Start of RECORDED INFORMATION

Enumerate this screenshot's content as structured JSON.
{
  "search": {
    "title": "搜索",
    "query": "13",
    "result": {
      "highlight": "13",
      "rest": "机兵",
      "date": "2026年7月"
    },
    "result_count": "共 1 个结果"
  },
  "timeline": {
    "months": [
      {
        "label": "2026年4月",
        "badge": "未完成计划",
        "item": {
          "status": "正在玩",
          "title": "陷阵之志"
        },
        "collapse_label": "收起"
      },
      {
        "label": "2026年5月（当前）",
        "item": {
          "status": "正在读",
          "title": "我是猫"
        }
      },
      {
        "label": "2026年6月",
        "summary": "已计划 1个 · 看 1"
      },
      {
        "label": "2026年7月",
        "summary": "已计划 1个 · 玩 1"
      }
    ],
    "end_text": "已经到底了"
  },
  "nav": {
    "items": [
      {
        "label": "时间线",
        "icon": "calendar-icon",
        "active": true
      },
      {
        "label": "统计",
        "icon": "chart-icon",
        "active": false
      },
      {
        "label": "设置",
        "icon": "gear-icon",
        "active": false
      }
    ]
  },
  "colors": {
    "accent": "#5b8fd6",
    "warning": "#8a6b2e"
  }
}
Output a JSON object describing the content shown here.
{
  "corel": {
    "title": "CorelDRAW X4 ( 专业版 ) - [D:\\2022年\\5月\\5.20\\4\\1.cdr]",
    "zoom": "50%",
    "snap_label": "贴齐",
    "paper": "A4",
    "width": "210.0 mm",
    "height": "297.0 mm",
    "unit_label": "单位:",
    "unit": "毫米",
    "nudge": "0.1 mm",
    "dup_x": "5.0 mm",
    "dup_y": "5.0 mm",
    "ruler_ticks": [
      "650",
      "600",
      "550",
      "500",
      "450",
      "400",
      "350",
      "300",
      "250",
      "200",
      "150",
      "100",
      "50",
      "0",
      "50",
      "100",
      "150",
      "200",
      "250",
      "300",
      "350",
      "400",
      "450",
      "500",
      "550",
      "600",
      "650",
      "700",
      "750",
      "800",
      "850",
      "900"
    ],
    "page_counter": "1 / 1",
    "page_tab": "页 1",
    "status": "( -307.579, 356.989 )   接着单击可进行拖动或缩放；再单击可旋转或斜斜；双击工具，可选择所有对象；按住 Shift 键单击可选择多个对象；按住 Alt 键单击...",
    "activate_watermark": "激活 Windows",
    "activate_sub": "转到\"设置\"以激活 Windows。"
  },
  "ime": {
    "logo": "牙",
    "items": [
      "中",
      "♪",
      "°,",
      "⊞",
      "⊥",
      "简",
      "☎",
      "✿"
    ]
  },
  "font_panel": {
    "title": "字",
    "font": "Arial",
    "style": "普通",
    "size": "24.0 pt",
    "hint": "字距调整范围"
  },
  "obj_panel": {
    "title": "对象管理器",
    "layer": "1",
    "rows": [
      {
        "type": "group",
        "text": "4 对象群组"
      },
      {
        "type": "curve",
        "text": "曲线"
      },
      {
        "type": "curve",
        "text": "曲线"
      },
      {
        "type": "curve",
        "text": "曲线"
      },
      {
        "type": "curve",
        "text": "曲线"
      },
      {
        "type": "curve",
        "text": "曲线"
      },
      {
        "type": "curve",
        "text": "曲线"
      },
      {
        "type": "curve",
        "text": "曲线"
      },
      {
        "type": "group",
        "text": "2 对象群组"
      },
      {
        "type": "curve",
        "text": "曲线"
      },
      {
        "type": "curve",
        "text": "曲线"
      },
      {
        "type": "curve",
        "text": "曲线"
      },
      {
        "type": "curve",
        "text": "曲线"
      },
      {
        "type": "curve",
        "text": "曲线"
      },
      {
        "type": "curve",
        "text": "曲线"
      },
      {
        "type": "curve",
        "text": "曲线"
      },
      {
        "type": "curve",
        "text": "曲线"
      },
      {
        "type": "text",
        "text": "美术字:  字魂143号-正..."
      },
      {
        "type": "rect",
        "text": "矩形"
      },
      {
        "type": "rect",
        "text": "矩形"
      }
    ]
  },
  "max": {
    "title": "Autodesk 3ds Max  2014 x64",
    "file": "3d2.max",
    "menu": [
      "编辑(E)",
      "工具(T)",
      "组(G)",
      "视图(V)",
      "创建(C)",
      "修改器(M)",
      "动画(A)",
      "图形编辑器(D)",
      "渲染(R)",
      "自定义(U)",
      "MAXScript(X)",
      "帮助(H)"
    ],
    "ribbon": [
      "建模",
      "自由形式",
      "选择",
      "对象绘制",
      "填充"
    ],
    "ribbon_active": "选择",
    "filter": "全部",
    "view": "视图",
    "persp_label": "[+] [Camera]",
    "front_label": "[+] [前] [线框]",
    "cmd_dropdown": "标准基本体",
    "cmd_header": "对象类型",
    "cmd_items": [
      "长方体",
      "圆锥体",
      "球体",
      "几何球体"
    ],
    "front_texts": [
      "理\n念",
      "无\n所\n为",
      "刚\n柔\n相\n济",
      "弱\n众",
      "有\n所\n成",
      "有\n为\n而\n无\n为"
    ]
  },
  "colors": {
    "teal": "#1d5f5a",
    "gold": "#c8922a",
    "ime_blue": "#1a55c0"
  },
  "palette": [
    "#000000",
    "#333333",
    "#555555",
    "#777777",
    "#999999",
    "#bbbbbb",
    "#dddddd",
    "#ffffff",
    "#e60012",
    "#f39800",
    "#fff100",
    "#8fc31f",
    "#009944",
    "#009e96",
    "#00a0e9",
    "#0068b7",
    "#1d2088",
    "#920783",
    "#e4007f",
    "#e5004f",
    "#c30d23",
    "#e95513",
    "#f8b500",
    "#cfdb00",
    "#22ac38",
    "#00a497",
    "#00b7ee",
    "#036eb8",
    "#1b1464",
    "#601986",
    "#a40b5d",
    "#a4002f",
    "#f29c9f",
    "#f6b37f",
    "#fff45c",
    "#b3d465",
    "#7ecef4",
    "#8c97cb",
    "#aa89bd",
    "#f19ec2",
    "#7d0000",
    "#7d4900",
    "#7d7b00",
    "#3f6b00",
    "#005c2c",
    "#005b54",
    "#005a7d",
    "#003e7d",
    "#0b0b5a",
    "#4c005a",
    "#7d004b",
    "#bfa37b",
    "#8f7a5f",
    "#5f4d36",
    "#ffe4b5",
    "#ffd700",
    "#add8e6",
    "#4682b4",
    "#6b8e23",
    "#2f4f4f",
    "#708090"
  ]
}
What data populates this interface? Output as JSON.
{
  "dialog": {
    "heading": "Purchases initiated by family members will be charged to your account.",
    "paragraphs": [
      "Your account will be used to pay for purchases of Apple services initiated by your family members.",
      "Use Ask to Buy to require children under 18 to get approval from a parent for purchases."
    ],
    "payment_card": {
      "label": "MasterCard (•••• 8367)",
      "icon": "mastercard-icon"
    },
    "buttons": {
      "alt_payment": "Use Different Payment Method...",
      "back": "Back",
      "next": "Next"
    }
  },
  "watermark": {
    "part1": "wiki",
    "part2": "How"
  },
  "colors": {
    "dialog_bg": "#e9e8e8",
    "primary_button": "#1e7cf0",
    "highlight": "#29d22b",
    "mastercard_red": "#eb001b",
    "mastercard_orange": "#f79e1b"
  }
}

End of RECORDED INFORMATION

- SHORT TASK
Reproduce the records above exactly as they appear.

- CORRECT RESULT
Enumerate this screenshot's content as structured JSON.
{
  "search": {
    "title": "搜索",
    "query": "13",
    "result": {
      "highlight": "13",
      "rest": "机兵",
      "date": "2026年7月"
    },
    "result_count": "共 1 个结果"
  },
  "timeline": {
    "months": [
      {
        "label": "2026年4月",
        "badge": "未完成计划",
        "item": {
          "status": "正在玩",
          "title": "陷阵之志"
        },
        "collapse_label": "收起"
      },
      {
        "label": "2026年5月（当前）",
        "item": {
          "status": "正在读",
          "title": "我是猫"
        }
      },
      {
        "label": "2026年6月",
        "summary": "已计划 1个 · 看 1"
      },
      {
        "label": "2026年7月",
        "summary": "已计划 1个 · 玩 1"
      }
    ],
    "end_text": "已经到底了"
  },
  "nav": {
    "items": [
      {
        "label": "时间线",
        "icon": "calendar-icon",
        "active": true
      },
      {
        "label": "统计",
        "icon": "chart-icon",
        "active": false
      },
      {
        "label": "设置",
        "icon": "gear-icon",
        "active": false
      }
    ]
  },
  "colors": {
    "accent": "#5b8fd6",
    "warning": "#8a6b2e"
  }
}
Output a JSON object describing the content shown here.
{
  "corel": {
    "title": "CorelDRAW X4 ( 专业版 ) - [D:\\2022年\\5月\\5.20\\4\\1.cdr]",
    "zoom": "50%",
    "snap_label": "贴齐",
    "paper": "A4",
    "width": "210.0 mm",
    "height": "297.0 mm",
    "unit_label": "单位:",
    "unit": "毫米",
    "nudge": "0.1 mm",
    "dup_x": "5.0 mm",
    "dup_y": "5.0 mm",
    "ruler_ticks": [
      "650",
      "600",
      "550",
      "500",
      "450",
      "400",
      "350",
      "300",
      "250",
      "200",
      "150",
      "100",
      "50",
      "0",
      "50",
      "100",
      "150",
      "200",
      "250",
      "300",
      "350",
      "400",
      "450",
      "500",
      "550",
      "600",
      "650",
      "700",
      "750",
      "800",
      "850",
      "900"
    ],
    "page_counter": "1 / 1",
    "page_tab": "页 1",
    "status": "( -307.579, 356.989 )   接着单击可进行拖动或缩放；再单击可旋转或斜斜；双击工具，可选择所有对象；按住 Shift 键单击可选择多个对象；按住 Alt 键单击...",
    "activate_watermark": "激活 Windows",
    "activate_sub": "转到\"设置\"以激活 Windows。"
  },
  "ime": {
    "logo": "牙",
    "items": [
      "中",
      "♪",
      "°,",
      "⊞",
      "⊥",
      "简",
      "☎",
      "✿"
    ]
  },
  "font_panel": {
    "title": "字",
    "font": "Arial",
    "style": "普通",
    "size": "24.0 pt",
    "hint": "字距调整范围"
  },
  "obj_panel": {
    "title": "对象管理器",
    "layer": "1",
    "rows": [
      {
        "type": "group",
        "text": "4 对象群组"
      },
      {
        "type": "curve",
        "text": "曲线"
      },
      {
        "type": "curve",
        "text": "曲线"
      },
      {
        "type": "curve",
        "text": "曲线"
      },
      {
        "type": "curve",
        "text": "曲线"
      },
      {
        "type": "curve",
        "text": "曲线"
      },
      {
        "type": "curve",
        "text": "曲线"
      },
      {
        "type": "curve",
        "text": "曲线"
      },
      {
        "type": "group",
        "text": "2 对象群组"
      },
      {
        "type": "curve",
        "text": "曲线"
      },
      {
        "type": "curve",
        "text": "曲线"
      },
      {
        "type": "curve",
        "text": "曲线"
      },
      {
        "type": "curve",
        "text": "曲线"
      },
      {
        "type": "curve",
        "text": "曲线"
      },
      {
        "type": "curve",
        "text": "曲线"
      },
      {
        "type": "curve",
        "text": "曲线"
      },
      {
        "type": "curve",
        "text": "曲线"
      },
      {
        "type": "text",
        "text": "美术字:  字魂143号-正..."
      },
      {
        "type": "rect",
        "text": "矩形"
      },
      {
        "type": "rect",
        "text": "矩形"
      }
    ]
  },
  "max": {
    "title": "Autodesk 3ds Max  2014 x64",
    "file": "3d2.max",
    "menu": [
      "编辑(E)",
      "工具(T)",
      "组(G)",
      "视图(V)",
      "创建(C)",
      "修改器(M)",
      "动画(A)",
      "图形编辑器(D)",
      "渲染(R)",
      "自定义(U)",
      "MAXScript(X)",
      "帮助(H)"
    ],
    "ribbon": [
      "建模",
      "自由形式",
      "选择",
      "对象绘制",
      "填充"
    ],
    "ribbon_active": "选择",
    "filter": "全部",
    "view": "视图",
    "persp_label": "[+] [Camera]",
    "front_label": "[+] [前] [线框]",
    "cmd_dropdown": "标准基本体",
    "cmd_header": "对象类型",
    "cmd_items": [
      "长方体",
      "圆锥体",
      "球体",
      "几何球体"
    ],
    "front_texts": [
      "理\n念",
      "无\n所\n为",
      "刚\n柔\n相\n济",
      "弱\n众",
      "有\n所\n成",
      "有\n为\n而\n无\n为"
    ]
  },
  "colors": {
    "teal": "#1d5f5a",
    "gold": "#c8922a",
    "ime_blue": "#1a55c0"
  },
  "palette": [
    "#000000",
    "#333333",
    "#555555",
    "#777777",
    "#999999",
    "#bbbbbb",
    "#dddddd",
    "#ffffff",
    "#e60012",
    "#f39800",
    "#fff100",
    "#8fc31f",
    "#009944",
    "#009e96",
    "#00a0e9",
    "#0068b7",
    "#1d2088",
    "#920783",
    "#e4007f",
    "#e5004f",
    "#c30d23",
    "#e95513",
    "#f8b500",
    "#cfdb00",
    "#22ac38",
    "#00a497",
    "#00b7ee",
    "#036eb8",
    "#1b1464",
    "#601986",
    "#a40b5d",
    "#a4002f",
    "#f29c9f",
    "#f6b37f",
    "#fff45c",
    "#b3d465",
    "#7ecef4",
    "#8c97cb",
    "#aa89bd",
    "#f19ec2",
    "#7d0000",
    "#7d4900",
    "#7d7b00",
    "#3f6b00",
    "#005c2c",
    "#005b54",
    "#005a7d",
    "#003e7d",
    "#0b0b5a",
    "#4c005a",
    "#7d004b",
    "#bfa37b",
    "#8f7a5f",
    "#5f4d36",
    "#ffe4b5",
    "#ffd700",
    "#add8e6",
    "#4682b4",
    "#6b8e23",
    "#2f4f4f",
    "#708090"
  ]
}
What data populates this interface? Output as JSON.
{
  "dialog": {
    "heading": "Purchases initiated by family members will be charged to your account.",
    "paragraphs": [
      "Your account will be used to pay for purchases of Apple services initiated by your family members.",
      "Use Ask to Buy to require children under 18 to get approval from a parent for purchases."
    ],
    "payment_card": {
      "label": "MasterCard (•••• 8367)",
      "icon": "mastercard-icon"
    },
    "buttons": {
      "alt_payment": "Use Different Payment Method...",
      "back": "Back",
      "next": "Next"
    }
  },
  "watermark": {
    "part1": "wiki",
    "part2": "How"
  },
  "colors": {
    "dialog_bg": "#e9e8e8",
    "primary_button": "#1e7cf0",
    "highlight": "#29d22b",
    "mastercard_red": "#eb001b",
    "mastercard_orange": "#f79e1b"
  }
}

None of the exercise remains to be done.